▶ **TO DO**
Return the listing below exactly, with the pictures dropped.

Records contained in a dataset:
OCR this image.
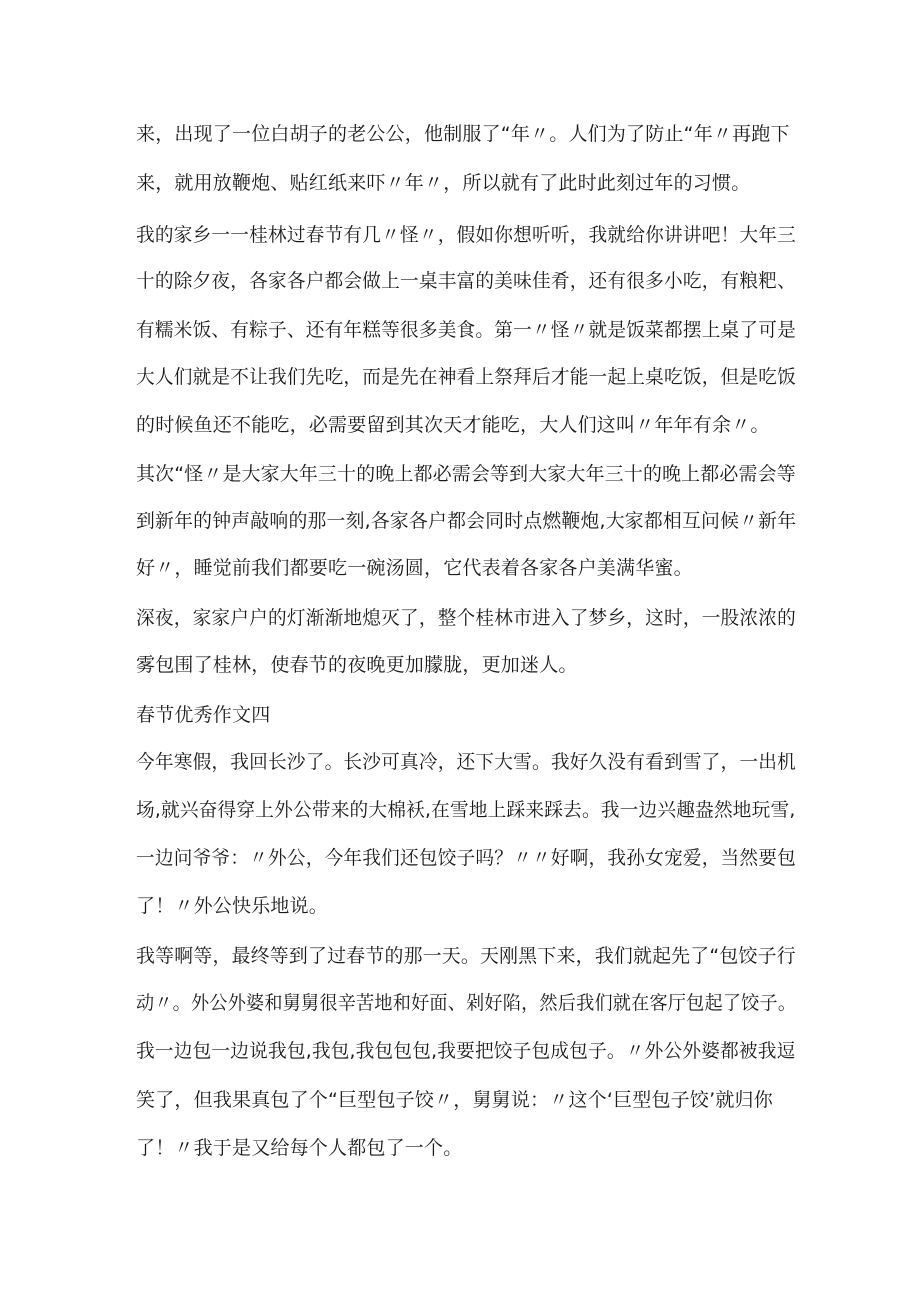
来，出现了一位白胡子的老公公，他制服了“年〃。人们为了防止“年〃再跑下
来，就用放鞭炮、贴红纸来吓〃年〃，所以就有了此时此刻过年的习惯。
我的家乡一一桂林过春节有几〃怪〃，假如你想听听，我就给你讲讲吧！大年三
十的除夕夜，各家各户都会做上一桌丰富的美味佳肴，还有很多小吃，有粮粑、
有糯米饭、有粽子、还有年糕等很多美食。第一〃怪〃就是饭菜都摆上桌了可是
大人们就是不让我们先吃，而是先在神看上祭拜后才能一起上桌吃饭，但是吃饭
的时候鱼还不能吃，必需要留到其次天才能吃，大人们这叫〃年年有余〃。
其次“怪〃是大家大年三十的晚上都必需会等到大家大年三十的晚上都必需会等
到新年的钟声敲响的那一刻,各家各户都会同时点燃鞭炮,大家都相互问候〃新年
好〃，睡觉前我们都要吃一碗汤圆，它代表着各家各户美满华蜜。
深夜，家家户户的灯渐渐地熄灭了，整个桂林市进入了梦乡，这时，一股浓浓的
雾包围了桂林，使春节的夜晚更加朦胧，更加迷人。
春节优秀作文四
今年寒假，我回长沙了。长沙可真冷，还下大雪。我好久没有看到雪了，一出机
场,就兴奋得穿上外公带来的大棉袄,在雪地上踩来踩去。我一边兴趣盎然地玩雪,
一边问爷爷：〃外公，今年我们还包饺子吗？〃〃好啊，我孙女宠爱，当然要包
了！〃外公快乐地说。
我等啊等，最终等到了过春节的那一天。天刚黑下来，我们就起先了“包饺子行
动〃。外公外婆和舅舅很辛苦地和好面、剁好陷，然后我们就在客厅包起了饺子。
我一边包一边说我包,我包,我包包包,我要把饺子包成包子。〃外公外婆都被我逗
笑了，但我果真包了个“巨型包子饺〃，舅舅说：〃这个‘巨型包子饺’就归你
了！〃我于是又给每个人都包了一个。
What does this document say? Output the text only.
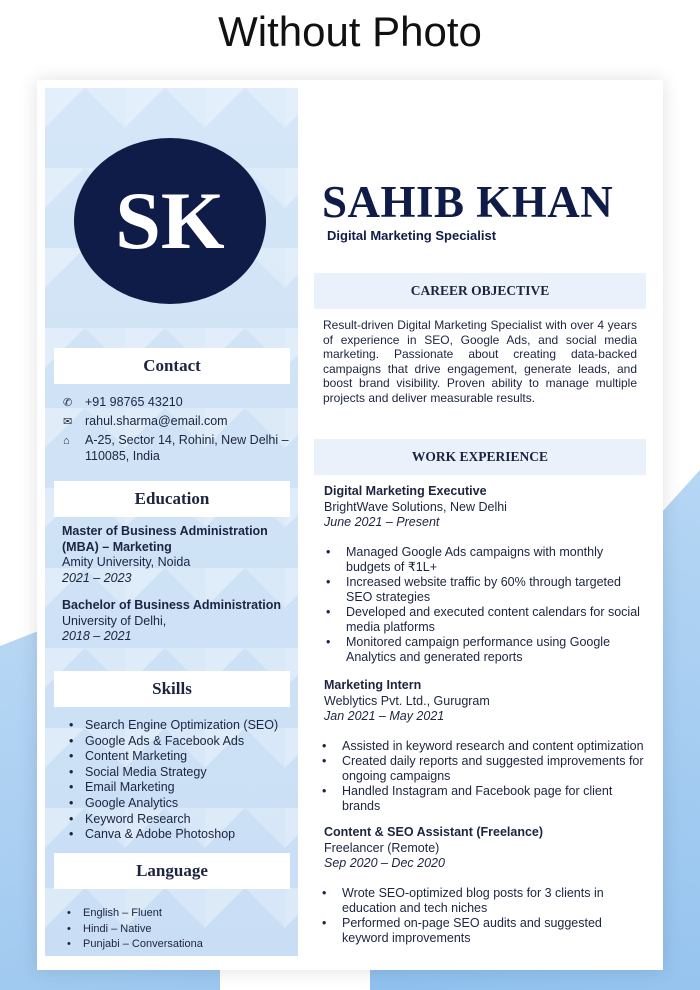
Without Photo
SK
Contact
✆	+91 98765 43210
✉	rahul.sharma@email.com
⌂	A-25, Sector 14, Rohini, New Delhi –
110085, India
Education
Master of Business Administration
(MBA) – Marketing
Amity University, Noida
2021 – 2023
Bachelor of Business Administration
University of Delhi,
2018 – 2021
Skills
• Search Engine Optimization (SEO)
• Google Ads & Facebook Ads
• Content Marketing
• Social Media Strategy
• Email Marketing
• Google Analytics
• Keyword Research
• Canva & Adobe Photoshop
Language
• English – Fluent
• Hindi – Native
• Punjabi – Conversationa
SAHIB KHAN
Digital Marketing Specialist
CAREER OBJECTIVE
Result-driven Digital Marketing Specialist with over 4 years of experience in SEO, Google Ads, and social media marketing. Passionate about creating data-backed campaigns that drive engagement, generate leads, and boost brand visibility. Proven ability to manage multiple projects and deliver measurable results.
WORK EXPERIENCE
Digital Marketing Executive
BrightWave Solutions, New Delhi
June 2021 – Present
• Managed Google Ads campaigns with monthly
budgets of ₹1L+
• Increased website traffic by 60% through targeted
SEO strategies
• Developed and executed content calendars for social
media platforms
• Monitored campaign performance using Google
Analytics and generated reports
Marketing Intern
Weblytics Pvt. Ltd., Gurugram
Jan 2021 – May 2021
• Assisted in keyword research and content optimization
• Created daily reports and suggested improvements for
ongoing campaigns
• Handled Instagram and Facebook page for client
brands
Content & SEO Assistant (Freelance)
Freelancer (Remote)
Sep 2020 – Dec 2020
• Wrote SEO-optimized blog posts for 3 clients in
education and tech niches
• Performed on-page SEO audits and suggested
keyword improvements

▶ **RIGHT ANSWER**
OCR this image.
来，出现了一位白胡子的老公公，他制服了“年〃。人们为了防止“年〃再跑下
来，就用放鞭炮、贴红纸来吓〃年〃，所以就有了此时此刻过年的习惯。
我的家乡一一桂林过春节有几〃怪〃，假如你想听听，我就给你讲讲吧！大年三
十的除夕夜，各家各户都会做上一桌丰富的美味佳肴，还有很多小吃，有粮粑、
有糯米饭、有粽子、还有年糕等很多美食。第一〃怪〃就是饭菜都摆上桌了可是
大人们就是不让我们先吃，而是先在神看上祭拜后才能一起上桌吃饭，但是吃饭
的时候鱼还不能吃，必需要留到其次天才能吃，大人们这叫〃年年有余〃。
其次“怪〃是大家大年三十的晚上都必需会等到大家大年三十的晚上都必需会等
到新年的钟声敲响的那一刻,各家各户都会同时点燃鞭炮,大家都相互问候〃新年
好〃，睡觉前我们都要吃一碗汤圆，它代表着各家各户美满华蜜。
深夜，家家户户的灯渐渐地熄灭了，整个桂林市进入了梦乡，这时，一股浓浓的
雾包围了桂林，使春节的夜晚更加朦胧，更加迷人。
春节优秀作文四
今年寒假，我回长沙了。长沙可真冷，还下大雪。我好久没有看到雪了，一出机
场,就兴奋得穿上外公带来的大棉袄,在雪地上踩来踩去。我一边兴趣盎然地玩雪,
一边问爷爷：〃外公，今年我们还包饺子吗？〃〃好啊，我孙女宠爱，当然要包
了！〃外公快乐地说。
我等啊等，最终等到了过春节的那一天。天刚黑下来，我们就起先了“包饺子行
动〃。外公外婆和舅舅很辛苦地和好面、剁好陷，然后我们就在客厅包起了饺子。
我一边包一边说我包,我包,我包包包,我要把饺子包成包子。〃外公外婆都被我逗
笑了，但我果真包了个“巨型包子饺〃，舅舅说：〃这个‘巨型包子饺’就归你
了！〃我于是又给每个人都包了一个。
What does this document say? Output the text only.
Without Photo
SK
Contact
✆	+91 98765 43210
✉	rahul.sharma@email.com
⌂	A-25, Sector 14, Rohini, New Delhi –
110085, India
Education
Master of Business Administration
(MBA) – Marketing
Amity University, Noida
2021 – 2023
Bachelor of Business Administration
University of Delhi,
2018 – 2021
Skills
• Search Engine Optimization (SEO)
• Google Ads & Facebook Ads
• Content Marketing
• Social Media Strategy
• Email Marketing
• Google Analytics
• Keyword Research
• Canva & Adobe Photoshop
Language
• English – Fluent
• Hindi – Native
• Punjabi – Conversationa
SAHIB KHAN
Digital Marketing Specialist
CAREER OBJECTIVE
Result-driven Digital Marketing Specialist with over 4 years of experience in SEO, Google Ads, and social media marketing. Passionate about creating data-backed campaigns that drive engagement, generate leads, and boost brand visibility. Proven ability to manage multiple projects and deliver measurable results.
WORK EXPERIENCE
Digital Marketing Executive
BrightWave Solutions, New Delhi
June 2021 – Present
• Managed Google Ads campaigns with monthly
budgets of ₹1L+
• Increased website traffic by 60% through targeted
SEO strategies
• Developed and executed content calendars for social
media platforms
• Monitored campaign performance using Google
Analytics and generated reports
Marketing Intern
Weblytics Pvt. Ltd., Gurugram
Jan 2021 – May 2021
• Assisted in keyword research and content optimization
• Created daily reports and suggested improvements for
ongoing campaigns
• Handled Instagram and Facebook page for client
brands
Content & SEO Assistant (Freelance)
Freelancer (Remote)
Sep 2020 – Dec 2020
• Wrote SEO-optimized blog posts for 3 clients in
education and tech niches
• Performed on-page SEO audits and suggested
keyword improvements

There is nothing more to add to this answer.